#### Task objective:
Without the pictures, copy the entries below word for word.

— Start Data —

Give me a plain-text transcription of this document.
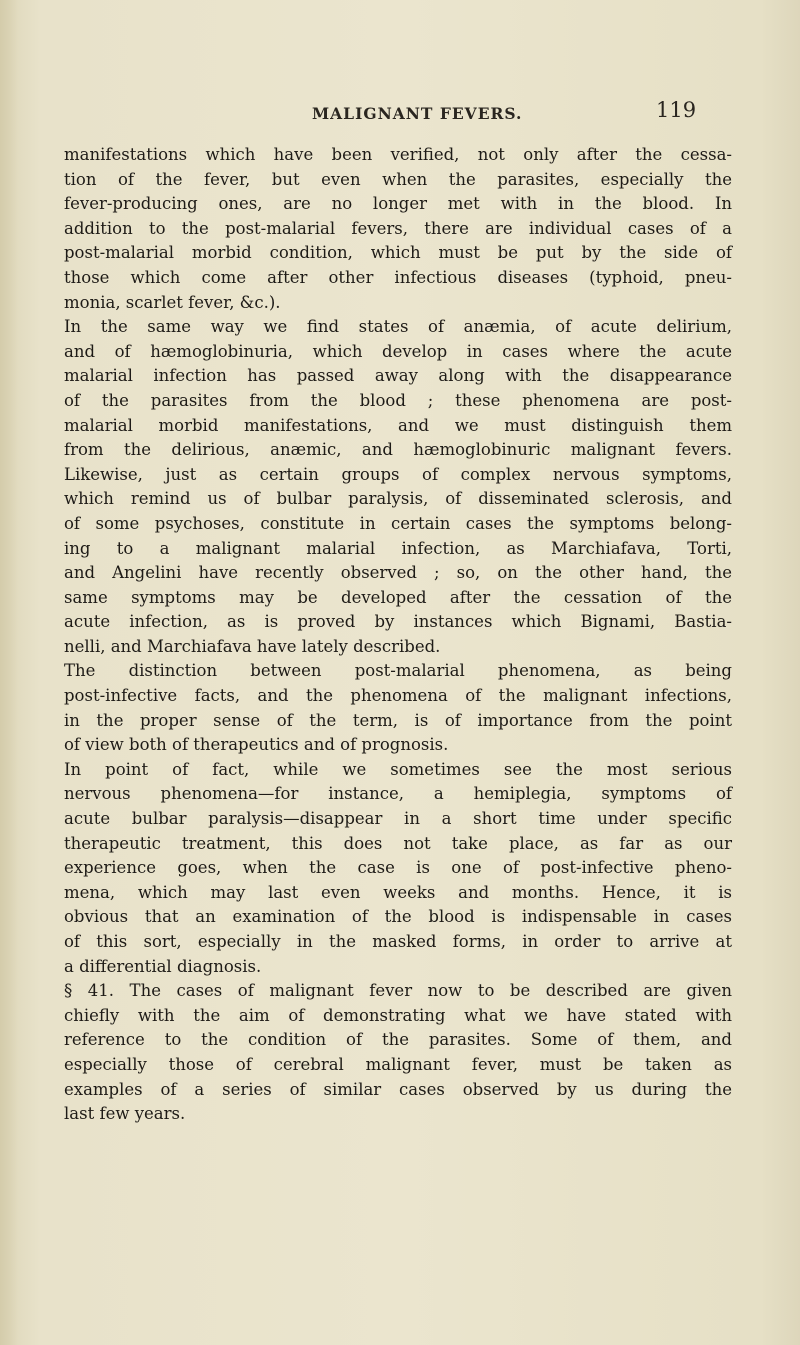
MALIGNANT FEVERS.	119
manifestations which have been verified, not only after the cessa-
tion of the fever, but even when the parasites, especially the
fever-producing ones, are no longer met with in the blood. In
addition to the post-malarial fevers, there are individual cases of a
post-malarial morbid condition, which must be put by the side of
those which come after other infectious diseases (typhoid, pneu-
monia, scarlet fever, &c.).
In the same way we find states of anæmia, of acute delirium,
and of hæmoglobinuria, which develop in cases where the acute
malarial infection has passed away along with the disappearance
of the parasites from the blood ; these phenomena are post-
malarial morbid manifestations, and we must distinguish them
from the delirious, anæmic, and hæmoglobinuric malignant fevers.
Likewise, just as certain groups of complex nervous symptoms,
which remind us of bulbar paralysis, of disseminated sclerosis, and
of some psychoses, constitute in certain cases the symptoms belong-
ing to a malignant malarial infection, as Marchiafava, Torti,
and Angelini have recently observed ; so, on the other hand, the
same symptoms may be developed after the cessation of the
acute infection, as is proved by instances which Bignami, Bastia-
nelli, and Marchiafava have lately described.
The distinction between post-malarial phenomena, as being
post-infective facts, and the phenomena of the malignant infections,
in the proper sense of the term, is of importance from the point
of view both of therapeutics and of prognosis.
In point of fact, while we sometimes see the most serious
nervous phenomena—for instance, a hemiplegia, symptoms of
acute bulbar paralysis—disappear in a short time under specific
therapeutic treatment, this does not take place, as far as our
experience goes, when the case is one of post-infective pheno-
mena, which may last even weeks and months. Hence, it is
obvious that an examination of the blood is indispensable in cases
of this sort, especially in the masked forms, in order to arrive at
a differential diagnosis.
§ 41. The cases of malignant fever now to be described are given
chiefly with the aim of demonstrating what we have stated with
reference to the condition of the parasites. Some of them, and
especially those of cerebral malignant fever, must be taken as
examples of a series of similar cases observed by us during the
last few years.
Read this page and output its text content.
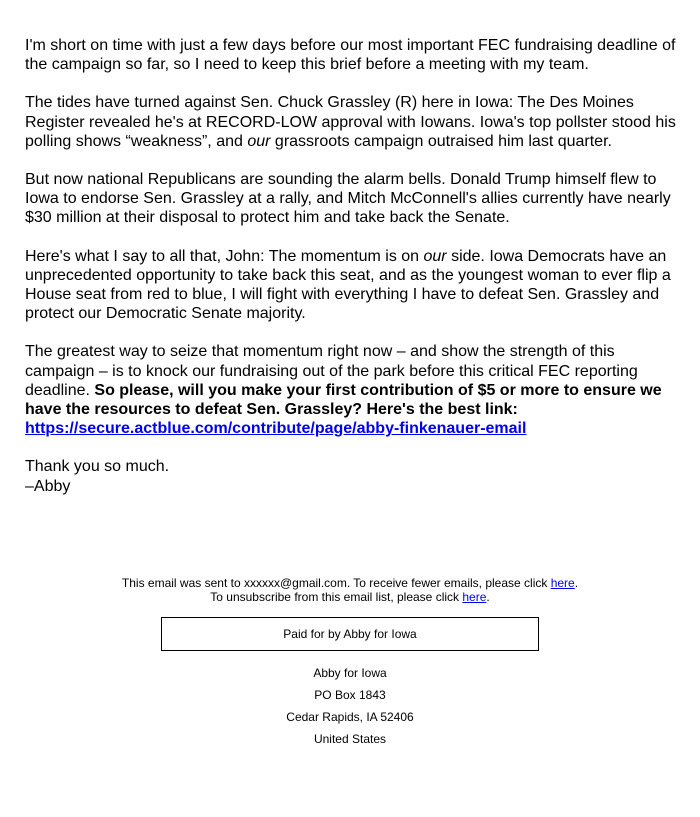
I'm short on time with just a few days before our most important FEC fundraising deadline of the campaign so far, so I need to keep this brief before a meeting with my team.

The tides have turned against Sen. Chuck Grassley (R) here in Iowa: The Des Moines Register revealed he's at RECORD-LOW approval with Iowans. Iowa's top pollster stood his polling shows “weakness”, and our grassroots campaign outraised him last quarter.

But now national Republicans are sounding the alarm bells. Donald Trump himself flew to Iowa to endorse Sen. Grassley at a rally, and Mitch McConnell's allies currently have nearly $30 million at their disposal to protect him and take back the Senate.

Here's what I say to all that, John: The momentum is on our side. Iowa Democrats have an unprecedented opportunity to take back this seat, and as the youngest woman to ever flip a House seat from red to blue, I will fight with everything I have to defeat Sen. Grassley and protect our Democratic Senate majority.

The greatest way to seize that momentum right now – and show the strength of this campaign – is to knock our fundraising out of the park before this critical FEC reporting deadline. So please, will you make your first contribution of $5 or more to ensure we have the resources to defeat Sen. Grassley? Here's the best link:
https://secure.actblue.com/contribute/page/abby-finkenauer-email

Thank you so much.
–Abby

This email was sent to xxxxxx@gmail.com. To receive fewer emails, please click here.
To unsubscribe from this email list, please click here.
Paid for by Abby for Iowa
Abby for Iowa
PO Box 1843
Cedar Rapids, IA 52406
United States
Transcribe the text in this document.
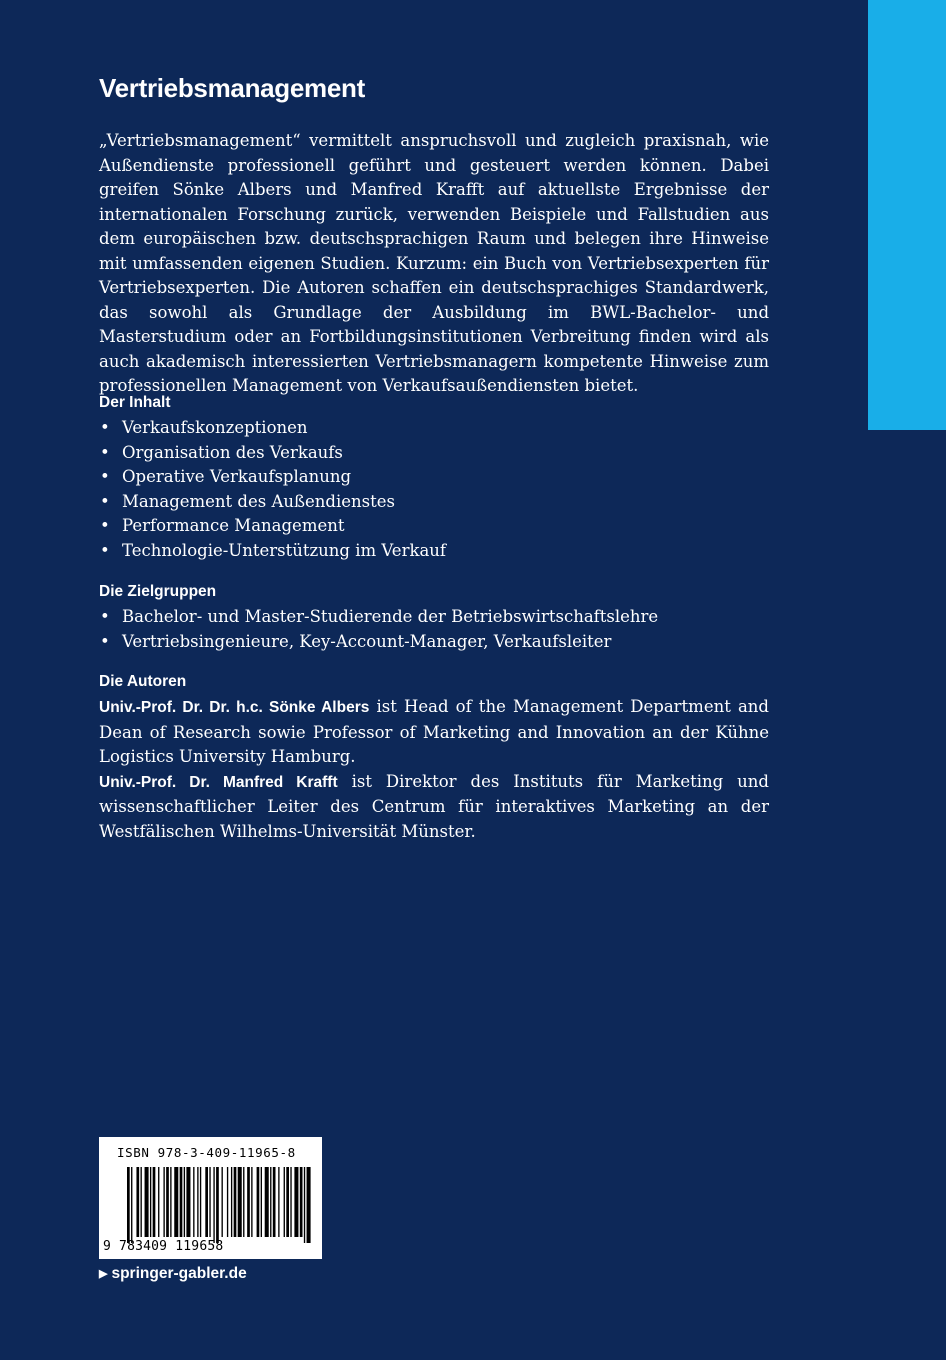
Vertriebsmanagement
„Vertriebsmanagement“ vermittelt anspruchsvoll und zugleich praxisnah, wie Außendienste professionell geführt und gesteuert werden können. Dabei greifen Sönke Albers und Manfred Krafft auf aktuellste Ergebnisse der internationalen Forschung zurück, verwenden Beispiele und Fallstudien aus dem europäischen bzw. deutschsprachigen Raum und belegen ihre Hinweise mit umfassenden eigenen Studien. Kurzum: ein Buch von Vertriebsexperten für Vertriebsexperten. Die Autoren schaffen ein deutschsprachiges Standardwerk, das sowohl als Grundlage der Ausbildung im BWL-Bachelor- und Masterstudium oder an Fortbildungsinstitutionen Verbreitung finden wird als auch akademisch interessierten Vertriebsmanagern kompetente Hinweise zum professionellen Management von Verkaufsaußendiensten bietet.
Der Inhalt
• Verkaufskonzeptionen
• Organisation des Verkaufs
• Operative Verkaufsplanung
• Management des Außendienstes
• Performance Management
• Technologie-Unterstützung im Verkauf
Die Zielgruppen
• Bachelor- und Master-Studierende der Betriebswirtschaftslehre
• Vertriebsingenieure, Key-Account-Manager, Verkaufsleiter
Die Autoren

Univ.-Prof. Dr. Dr. h.c. Sönke Albers ist Head of the Management Department and Dean of Research sowie Professor of Marketing and Innovation an der Kühne Logistics University Hamburg.

Univ.-Prof. Dr. Manfred Krafft ist Direktor des Instituts für Marketing und wissenschaftlicher Leiter des Centrum für interaktives Marketing an der Westfälischen Wilhelms-Universität Münster.

ISBN 978-3-409-11965-8
9 783409 119658
▶ springer-gabler.de
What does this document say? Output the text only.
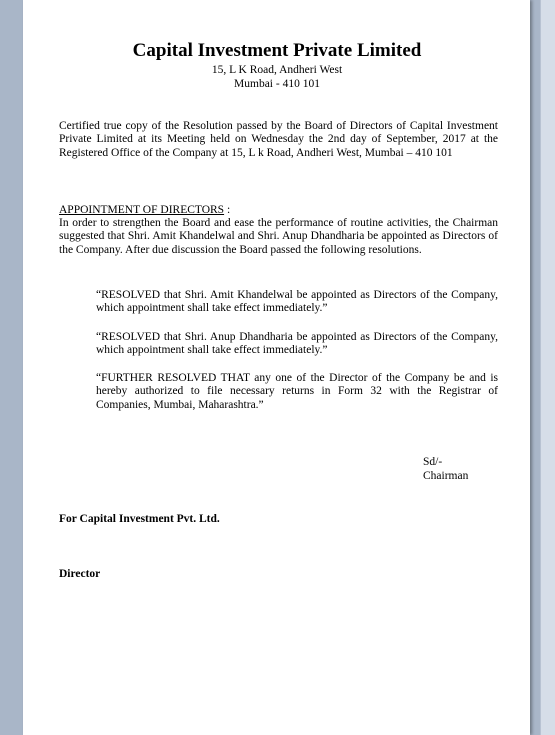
Capital Investment Private Limited
15, L K Road, Andheri West
Mumbai - 410 101

Certified true copy of the Resolution passed by the Board of Directors of Capital Investment Private Limited at its Meeting held on Wednesday the 2nd day of September, 2017 at the Registered Office of the Company at 15, L k Road, Andheri West, Mumbai – 410 101

APPOINTMENT OF DIRECTORS :

In order to strengthen the Board and ease the performance of routine activities, the Chairman suggested that Shri. Amit Khandelwal and Shri. Anup Dhandharia be appointed as Directors of the Company. After due discussion the Board passed the following resolutions.

“RESOLVED that Shri. Amit Khandelwal be appointed as Directors of the Company, which appointment shall take effect immediately.”

“RESOLVED that Shri. Anup Dhandharia be appointed as Directors of the Company, which appointment shall take effect immediately.”

“FURTHER RESOLVED THAT any one of the Director of the Company be and is hereby authorized to file necessary returns in Form 32 with the Registrar of Companies, Mumbai, Maharashtra.”

Sd/-
Chairman
For Capital Investment Pvt. Ltd.
Director
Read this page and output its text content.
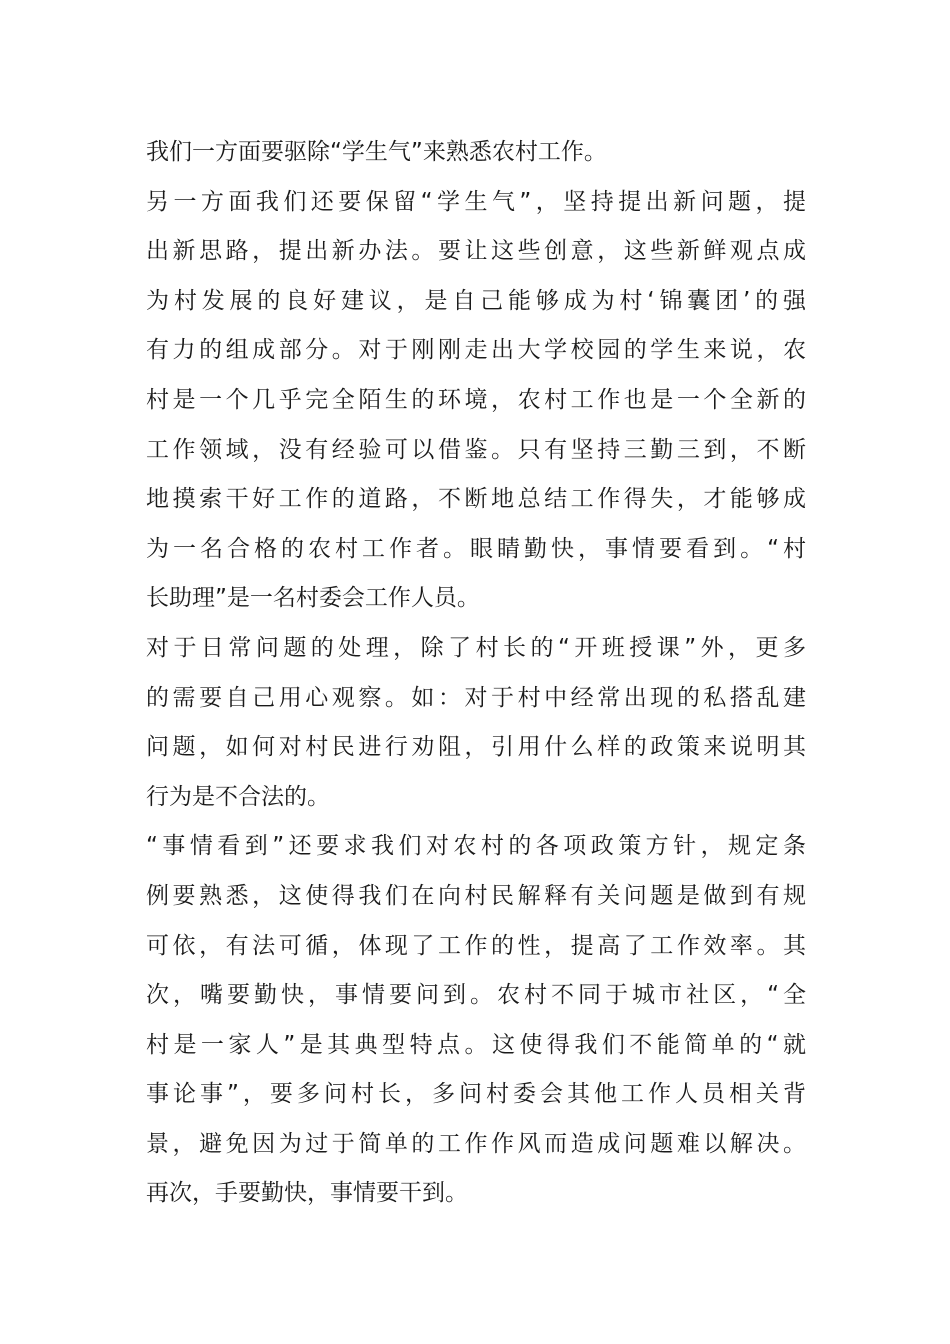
我们一方面要驱除“学生气”来熟悉农村工作。
另一方面我们还要保留“学生气”，坚持提出新问题，提
出新思路，提出新办法。要让这些创意，这些新鲜观点成
为村发展的良好建议，是自己能够成为村‘锦囊团’的强
有力的组成部分。对于刚刚走出大学校园的学生来说，农
村是一个几乎完全陌生的环境，农村工作也是一个全新的
工作领域，没有经验可以借鉴。只有坚持三勤三到，不断
地摸索干好工作的道路，不断地总结工作得失，才能够成
为一名合格的农村工作者。眼睛勤快，事情要看到。“村
长助理”是一名村委会工作人员。
对于日常问题的处理，除了村长的“开班授课”外，更多
的需要自己用心观察。如：对于村中经常出现的私搭乱建
问题，如何对村民进行劝阻，引用什么样的政策来说明其
行为是不合法的。
“事情看到”还要求我们对农村的各项政策方针，规定条
例要熟悉，这使得我们在向村民解释有关问题是做到有规
可依，有法可循，体现了工作的性，提高了工作效率。其
次，嘴要勤快，事情要问到。农村不同于城市社区，“全
村是一家人”是其典型特点。这使得我们不能简单的“就
事论事”，要多问村长，多问村委会其他工作人员相关背
景，避免因为过于简单的工作作风而造成问题难以解决。
再次，手要勤快，事情要干到。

— End Data —

#### Written response:
Give me a plain-text transcription of this document.
MALIGNANT FEVERS.	119
manifestations which have been verified, not only after the cessa-
tion of the fever, but even when the parasites, especially the
fever-producing ones, are no longer met with in the blood. In
addition to the post-malarial fevers, there are individual cases of a
post-malarial morbid condition, which must be put by the side of
those which come after other infectious diseases (typhoid, pneu-
monia, scarlet fever, &c.).
In the same way we find states of anæmia, of acute delirium,
and of hæmoglobinuria, which develop in cases where the acute
malarial infection has passed away along with the disappearance
of the parasites from the blood ; these phenomena are post-
malarial morbid manifestations, and we must distinguish them
from the delirious, anæmic, and hæmoglobinuric malignant fevers.
Likewise, just as certain groups of complex nervous symptoms,
which remind us of bulbar paralysis, of disseminated sclerosis, and
of some psychoses, constitute in certain cases the symptoms belong-
ing to a malignant malarial infection, as Marchiafava, Torti,
and Angelini have recently observed ; so, on the other hand, the
same symptoms may be developed after the cessation of the
acute infection, as is proved by instances which Bignami, Bastia-
nelli, and Marchiafava have lately described.
The distinction between post-malarial phenomena, as being
post-infective facts, and the phenomena of the malignant infections,
in the proper sense of the term, is of importance from the point
of view both of therapeutics and of prognosis.
In point of fact, while we sometimes see the most serious
nervous phenomena—for instance, a hemiplegia, symptoms of
acute bulbar paralysis—disappear in a short time under specific
therapeutic treatment, this does not take place, as far as our
experience goes, when the case is one of post-infective pheno-
mena, which may last even weeks and months. Hence, it is
obvious that an examination of the blood is indispensable in cases
of this sort, especially in the masked forms, in order to arrive at
a differential diagnosis.
§ 41. The cases of malignant fever now to be described are given
chiefly with the aim of demonstrating what we have stated with
reference to the condition of the parasites. Some of them, and
especially those of cerebral malignant fever, must be taken as
examples of a series of similar cases observed by us during the
last few years.
Read this page and output its text content.
I'm short on time with just a few days before our most important FEC fundraising deadline of the campaign so far, so I need to keep this brief before a meeting with my team.

The tides have turned against Sen. Chuck Grassley (R) here in Iowa: The Des Moines Register revealed he's at RECORD-LOW approval with Iowans. Iowa's top pollster stood his polling shows “weakness”, and our grassroots campaign outraised him last quarter.

But now national Republicans are sounding the alarm bells. Donald Trump himself flew to Iowa to endorse Sen. Grassley at a rally, and Mitch McConnell's allies currently have nearly $30 million at their disposal to protect him and take back the Senate.

Here's what I say to all that, John: The momentum is on our side. Iowa Democrats have an unprecedented opportunity to take back this seat, and as the youngest woman to ever flip a House seat from red to blue, I will fight with everything I have to defeat Sen. Grassley and protect our Democratic Senate majority.

The greatest way to seize that momentum right now – and show the strength of this campaign – is to knock our fundraising out of the park before this critical FEC reporting deadline. So please, will you make your first contribution of $5 or more to ensure we have the resources to defeat Sen. Grassley? Here's the best link:
https://secure.actblue.com/contribute/page/abby-finkenauer-email

Thank you so much.
–Abby

This email was sent to xxxxxx@gmail.com. To receive fewer emails, please click here.
To unsubscribe from this email list, please click here.
Paid for by Abby for Iowa
Abby for Iowa
PO Box 1843
Cedar Rapids, IA 52406
United States
Transcribe the text in this document.
Vertriebsmanagement
„Vertriebsmanagement“ vermittelt anspruchsvoll und zugleich praxisnah, wie Außendienste professionell geführt und gesteuert werden können. Dabei greifen Sönke Albers und Manfred Krafft auf aktuellste Ergebnisse der internationalen Forschung zurück, verwenden Beispiele und Fallstudien aus dem europäischen bzw. deutschsprachigen Raum und belegen ihre Hinweise mit umfassenden eigenen Studien. Kurzum: ein Buch von Vertriebsexperten für Vertriebsexperten. Die Autoren schaffen ein deutschsprachiges Standardwerk, das sowohl als Grundlage der Ausbildung im BWL-Bachelor- und Masterstudium oder an Fortbildungsinstitutionen Verbreitung finden wird als auch akademisch interessierten Vertriebsmanagern kompetente Hinweise zum professionellen Management von Verkaufsaußendiensten bietet.
Der Inhalt
• Verkaufskonzeptionen
• Organisation des Verkaufs
• Operative Verkaufsplanung
• Management des Außendienstes
• Performance Management
• Technologie-Unterstützung im Verkauf
Die Zielgruppen
• Bachelor- und Master-Studierende der Betriebswirtschaftslehre
• Vertriebsingenieure, Key-Account-Manager, Verkaufsleiter
Die Autoren

Univ.-Prof. Dr. Dr. h.c. Sönke Albers ist Head of the Management Department and Dean of Research sowie Professor of Marketing and Innovation an der Kühne Logistics University Hamburg.

Univ.-Prof. Dr. Manfred Krafft ist Direktor des Instituts für Marketing und wissenschaftlicher Leiter des Centrum für interaktives Marketing an der Westfälischen Wilhelms-Universität Münster.

ISBN 978-3-409-11965-8
9 783409 119658
▶ springer-gabler.de
What does this document say? Output the text only.
Capital Investment Private Limited
15, L K Road, Andheri West
Mumbai - 410 101

Certified true copy of the Resolution passed by the Board of Directors of Capital Investment Private Limited at its Meeting held on Wednesday the 2nd day of September, 2017 at the Registered Office of the Company at 15, L k Road, Andheri West, Mumbai – 410 101

APPOINTMENT OF DIRECTORS :

In order to strengthen the Board and ease the performance of routine activities, the Chairman suggested that Shri. Amit Khandelwal and Shri. Anup Dhandharia be appointed as Directors of the Company. After due discussion the Board passed the following resolutions.

“RESOLVED that Shri. Amit Khandelwal be appointed as Directors of the Company, which appointment shall take effect immediately.”

“RESOLVED that Shri. Anup Dhandharia be appointed as Directors of the Company, which appointment shall take effect immediately.”

“FURTHER RESOLVED THAT any one of the Director of the Company be and is hereby authorized to file necessary returns in Form 32 with the Registrar of Companies, Mumbai, Maharashtra.”

Sd/-
Chairman
For Capital Investment Pvt. Ltd.
Director
Read this page and output its text content.
我们一方面要驱除“学生气”来熟悉农村工作。
另一方面我们还要保留“学生气”，坚持提出新问题，提
出新思路，提出新办法。要让这些创意，这些新鲜观点成
为村发展的良好建议，是自己能够成为村‘锦囊团’的强
有力的组成部分。对于刚刚走出大学校园的学生来说，农
村是一个几乎完全陌生的环境，农村工作也是一个全新的
工作领域，没有经验可以借鉴。只有坚持三勤三到，不断
地摸索干好工作的道路，不断地总结工作得失，才能够成
为一名合格的农村工作者。眼睛勤快，事情要看到。“村
长助理”是一名村委会工作人员。
对于日常问题的处理，除了村长的“开班授课”外，更多
的需要自己用心观察。如：对于村中经常出现的私搭乱建
问题，如何对村民进行劝阻，引用什么样的政策来说明其
行为是不合法的。
“事情看到”还要求我们对农村的各项政策方针，规定条
例要熟悉，这使得我们在向村民解释有关问题是做到有规
可依，有法可循，体现了工作的性，提高了工作效率。其
次，嘴要勤快，事情要问到。农村不同于城市社区，“全
村是一家人”是其典型特点。这使得我们不能简单的“就
事论事”，要多问村长，多问村委会其他工作人员相关背
景，避免因为过于简单的工作作风而造成问题难以解决。
再次，手要勤快，事情要干到。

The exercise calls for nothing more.